§ Information given:
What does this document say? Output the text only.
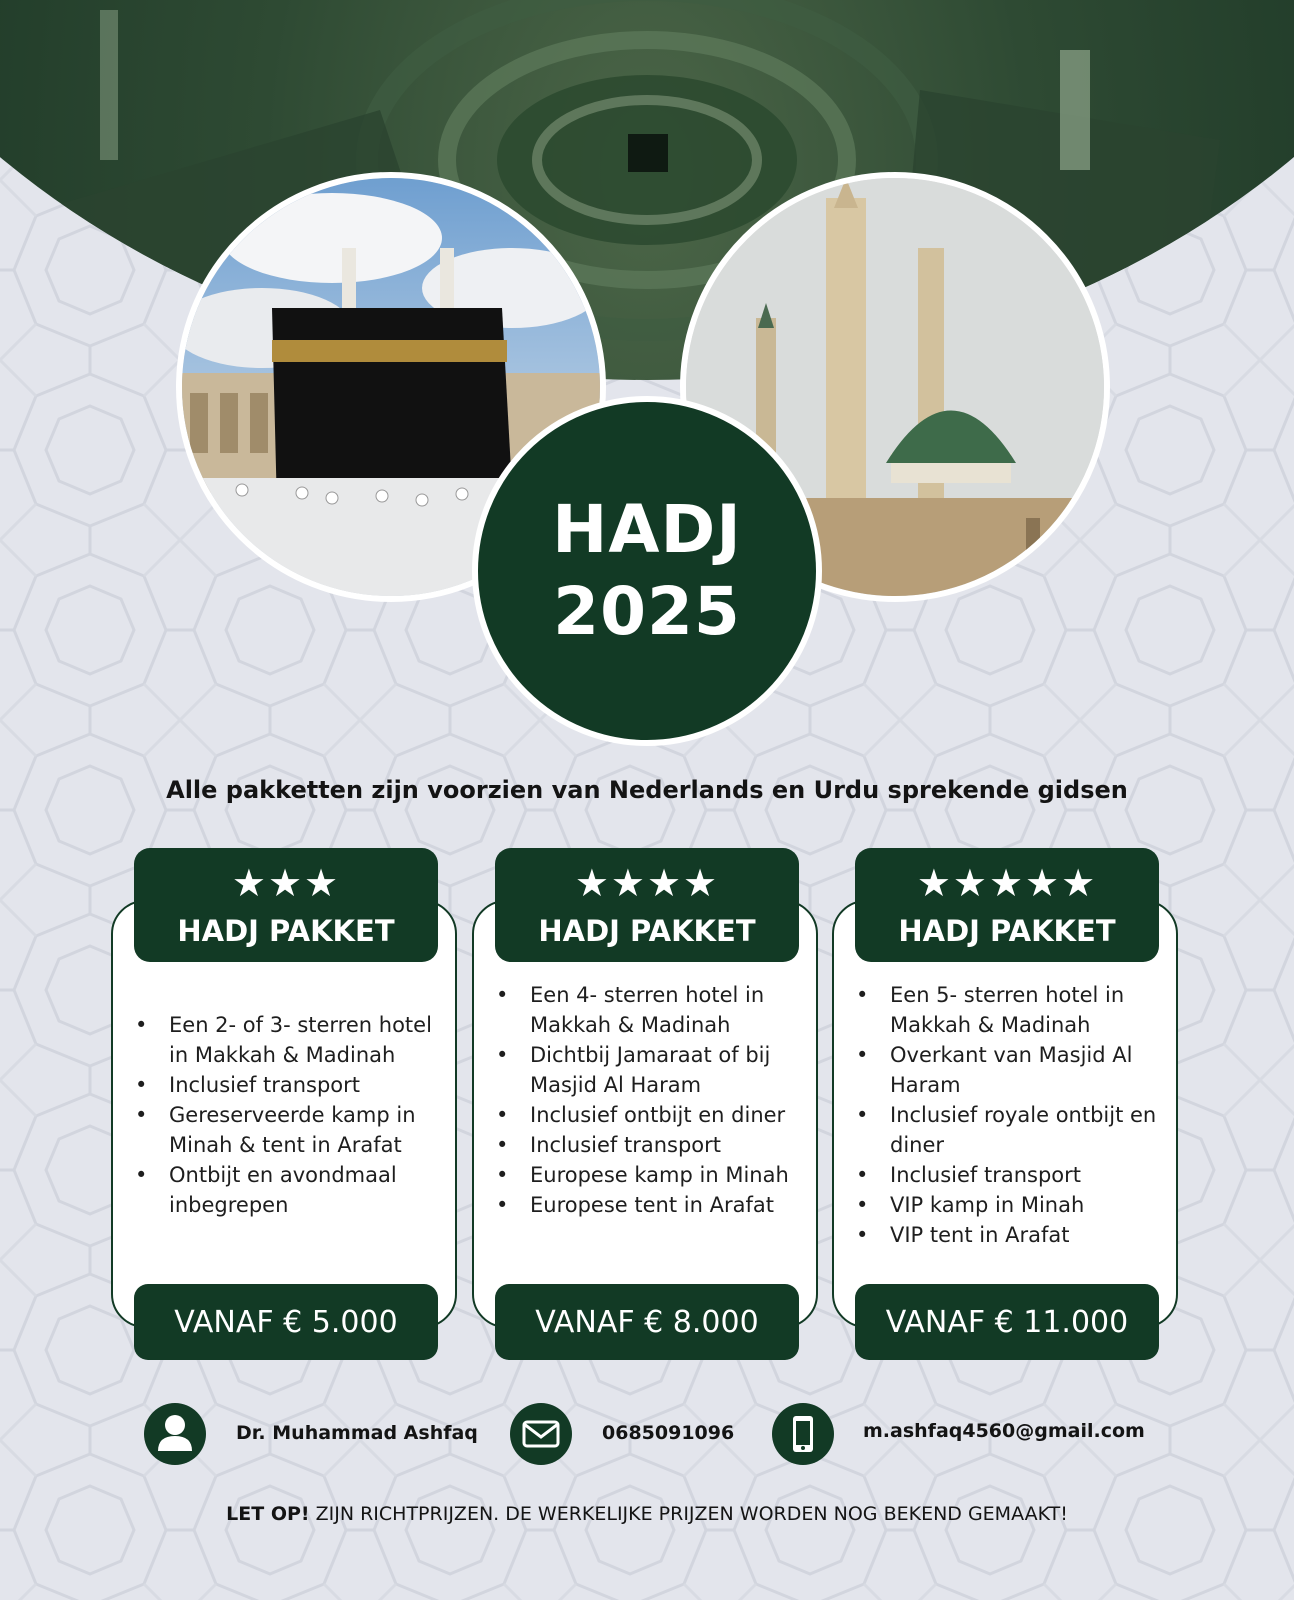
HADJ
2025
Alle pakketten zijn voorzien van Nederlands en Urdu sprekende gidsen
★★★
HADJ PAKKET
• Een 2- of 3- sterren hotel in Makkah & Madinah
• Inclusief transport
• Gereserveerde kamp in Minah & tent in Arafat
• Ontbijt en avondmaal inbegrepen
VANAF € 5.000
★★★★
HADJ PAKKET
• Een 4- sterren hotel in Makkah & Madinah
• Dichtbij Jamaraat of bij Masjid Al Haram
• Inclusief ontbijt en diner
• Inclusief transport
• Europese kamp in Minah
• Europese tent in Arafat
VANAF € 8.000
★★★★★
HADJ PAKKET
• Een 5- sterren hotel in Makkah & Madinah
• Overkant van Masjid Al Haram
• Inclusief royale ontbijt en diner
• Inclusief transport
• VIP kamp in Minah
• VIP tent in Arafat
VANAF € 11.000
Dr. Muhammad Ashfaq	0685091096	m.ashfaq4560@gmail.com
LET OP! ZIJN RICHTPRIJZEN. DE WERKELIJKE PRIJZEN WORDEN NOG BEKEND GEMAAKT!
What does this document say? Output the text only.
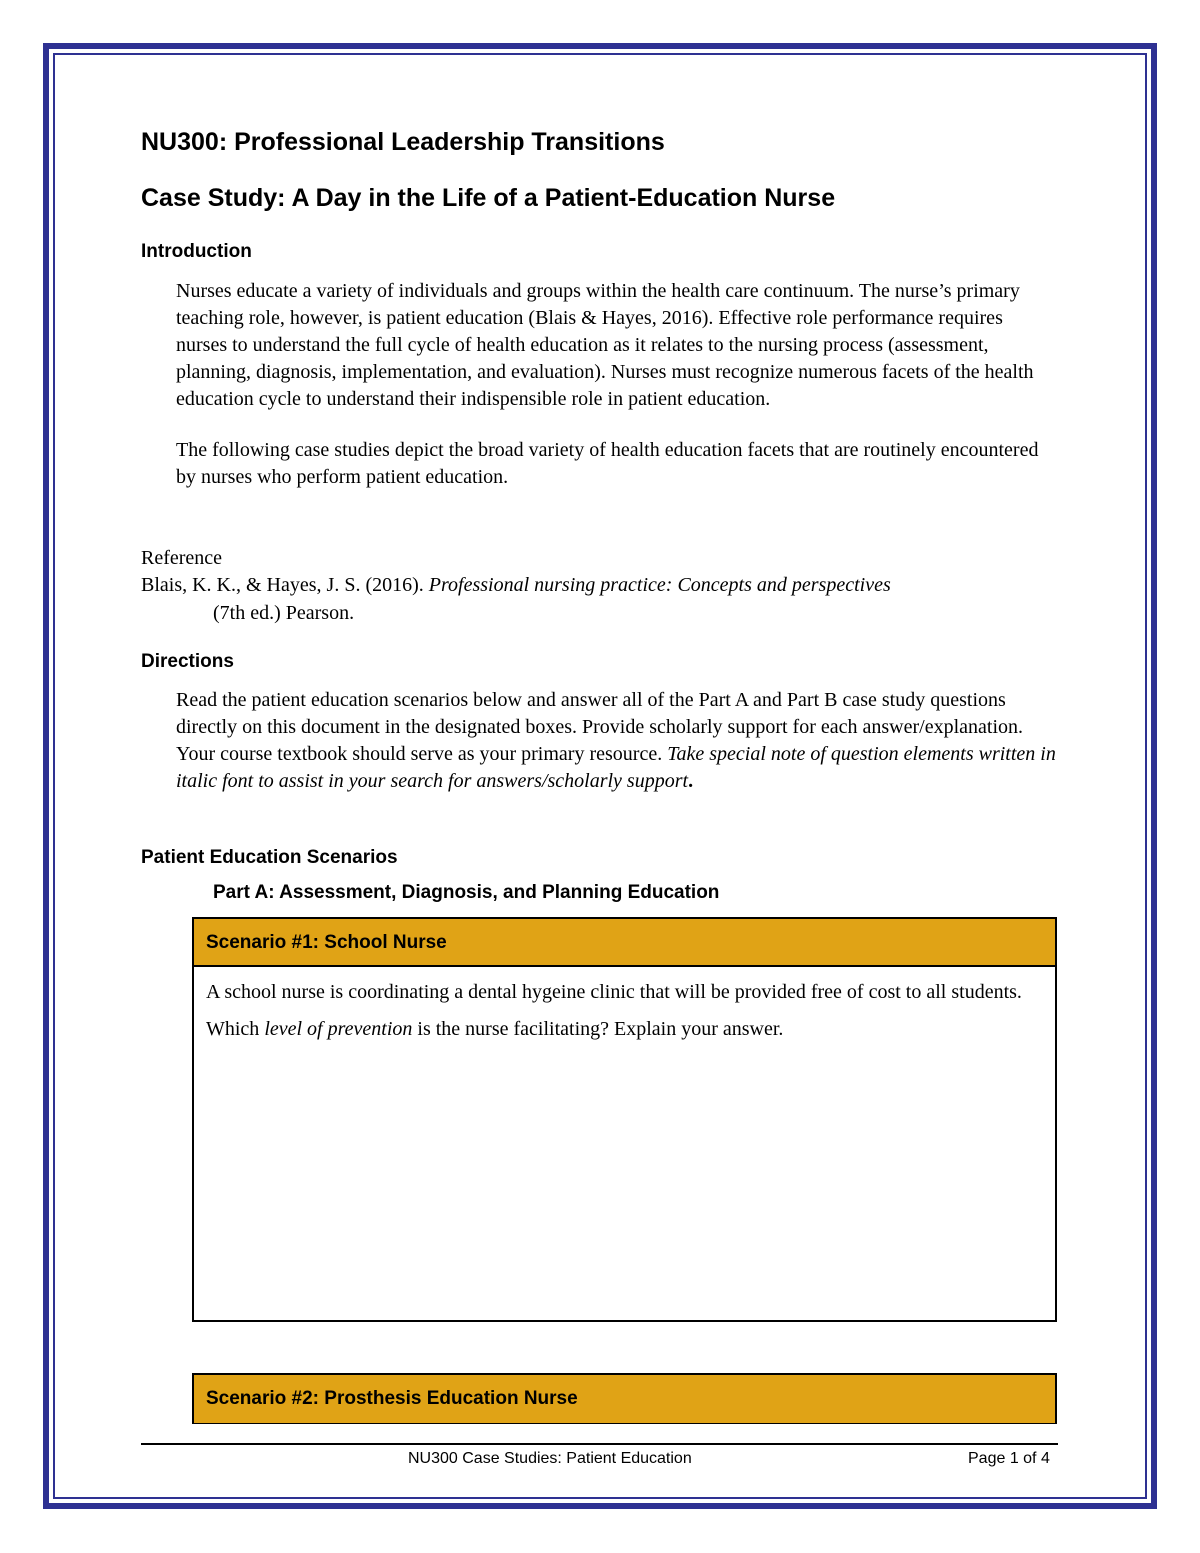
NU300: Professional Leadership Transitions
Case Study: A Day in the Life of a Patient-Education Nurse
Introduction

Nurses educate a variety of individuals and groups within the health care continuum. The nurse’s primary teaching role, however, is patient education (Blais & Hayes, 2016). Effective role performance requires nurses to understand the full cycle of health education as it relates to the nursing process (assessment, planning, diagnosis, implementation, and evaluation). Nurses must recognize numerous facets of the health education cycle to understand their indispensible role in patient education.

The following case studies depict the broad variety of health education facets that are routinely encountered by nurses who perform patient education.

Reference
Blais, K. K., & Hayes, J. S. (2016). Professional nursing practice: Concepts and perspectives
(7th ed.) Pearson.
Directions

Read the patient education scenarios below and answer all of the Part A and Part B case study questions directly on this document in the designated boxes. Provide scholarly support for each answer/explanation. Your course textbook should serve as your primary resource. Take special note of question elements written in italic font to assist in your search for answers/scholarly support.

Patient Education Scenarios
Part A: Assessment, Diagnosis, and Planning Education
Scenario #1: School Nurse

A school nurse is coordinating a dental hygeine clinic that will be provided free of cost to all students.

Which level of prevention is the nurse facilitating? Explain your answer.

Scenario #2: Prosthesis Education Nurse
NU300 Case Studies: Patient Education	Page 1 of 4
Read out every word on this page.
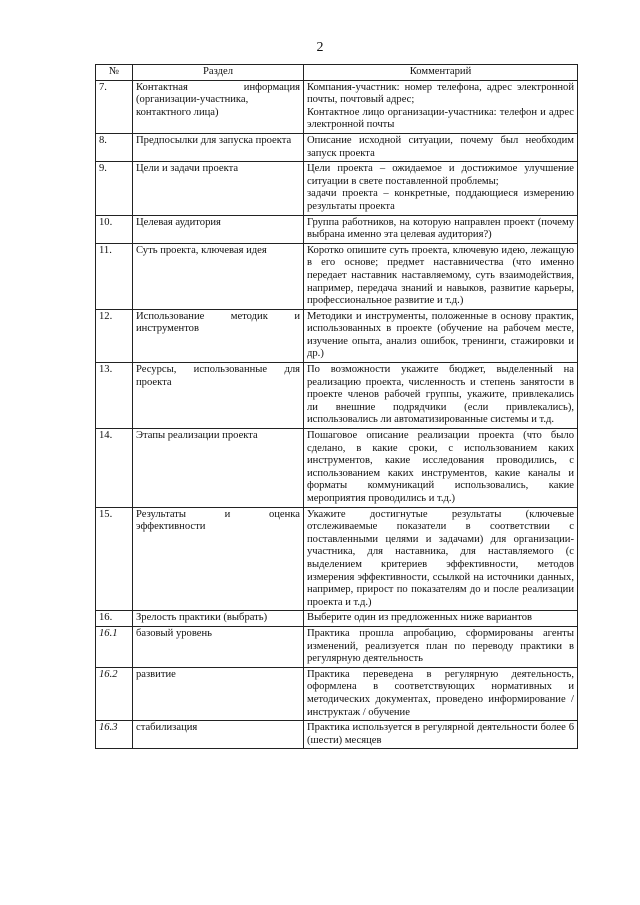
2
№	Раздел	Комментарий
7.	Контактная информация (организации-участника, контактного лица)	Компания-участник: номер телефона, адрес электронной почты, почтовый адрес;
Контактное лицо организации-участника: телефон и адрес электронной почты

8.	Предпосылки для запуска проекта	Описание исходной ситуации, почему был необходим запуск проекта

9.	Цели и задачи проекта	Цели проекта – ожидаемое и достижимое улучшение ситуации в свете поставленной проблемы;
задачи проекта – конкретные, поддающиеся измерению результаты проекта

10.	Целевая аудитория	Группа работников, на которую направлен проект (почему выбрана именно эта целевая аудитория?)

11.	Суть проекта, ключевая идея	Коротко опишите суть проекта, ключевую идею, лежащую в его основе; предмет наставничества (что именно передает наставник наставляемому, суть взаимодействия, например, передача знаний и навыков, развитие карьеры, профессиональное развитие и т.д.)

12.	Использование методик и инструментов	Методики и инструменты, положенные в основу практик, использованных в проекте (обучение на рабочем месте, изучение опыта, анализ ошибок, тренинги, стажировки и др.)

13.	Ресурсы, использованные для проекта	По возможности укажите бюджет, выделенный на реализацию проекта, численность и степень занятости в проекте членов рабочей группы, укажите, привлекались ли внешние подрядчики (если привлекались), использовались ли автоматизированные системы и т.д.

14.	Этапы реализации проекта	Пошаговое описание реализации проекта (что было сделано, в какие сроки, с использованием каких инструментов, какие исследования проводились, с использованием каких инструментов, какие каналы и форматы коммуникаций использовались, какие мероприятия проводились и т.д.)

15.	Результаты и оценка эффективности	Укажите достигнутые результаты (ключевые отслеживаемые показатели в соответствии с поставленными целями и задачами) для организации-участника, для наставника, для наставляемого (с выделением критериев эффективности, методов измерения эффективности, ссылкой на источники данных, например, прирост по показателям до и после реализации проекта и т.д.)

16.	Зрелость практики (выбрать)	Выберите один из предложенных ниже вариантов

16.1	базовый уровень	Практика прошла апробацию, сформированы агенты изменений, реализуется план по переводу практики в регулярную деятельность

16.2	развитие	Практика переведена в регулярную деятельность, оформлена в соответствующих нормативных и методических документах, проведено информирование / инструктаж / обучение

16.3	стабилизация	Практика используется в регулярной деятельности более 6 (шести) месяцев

§ Given problem: Say how many lines hold the word "your", giving the number and nothing else.

§ Exercise answer: 2